## [THE REQUEST]
How many lines of these entries hold the string "this"? Reply with the number alone.

## [THE RECORDS]
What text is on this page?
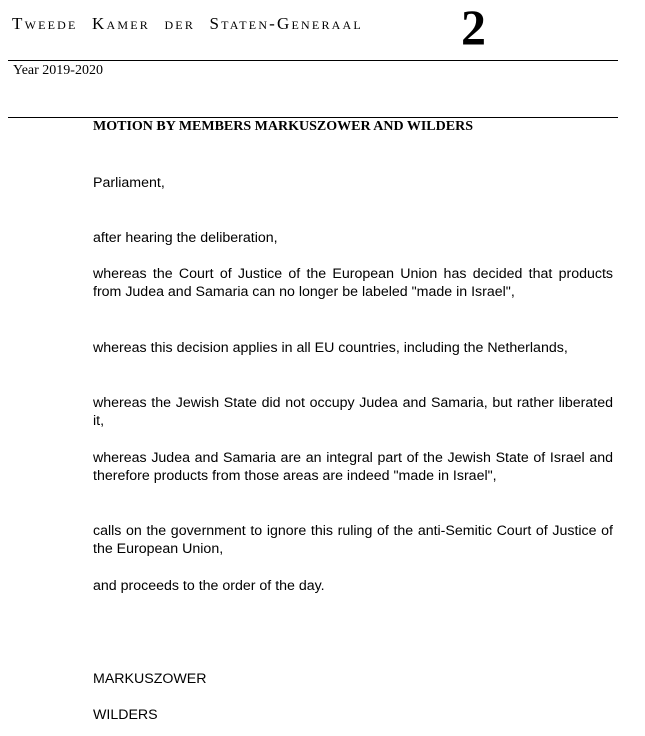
Tweede Kamer der Staten-Generaal 2
Year 2019-2020
MOTION BY MEMBERS MARKUSZOWER AND WILDERS

Parliament,

after hearing the deliberation,

whereas the Court of Justice of the European Union has decided that products from Judea and Samaria can no longer be labeled "made in Israel",

whereas this decision applies in all EU countries, including the Netherlands,

whereas the Jewish State did not occupy Judea and Samaria, but rather liberated it,

whereas Judea and Samaria are an integral part of the Jewish State of Israel and therefore products from those areas are indeed "made in Israel",

calls on the government to ignore this ruling of the anti-Semitic Court of Justice of the European Union,

and proceeds to the order of the day.

MARKUSZOWER

WILDERS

## [ANSWER FOR THE TASK]
3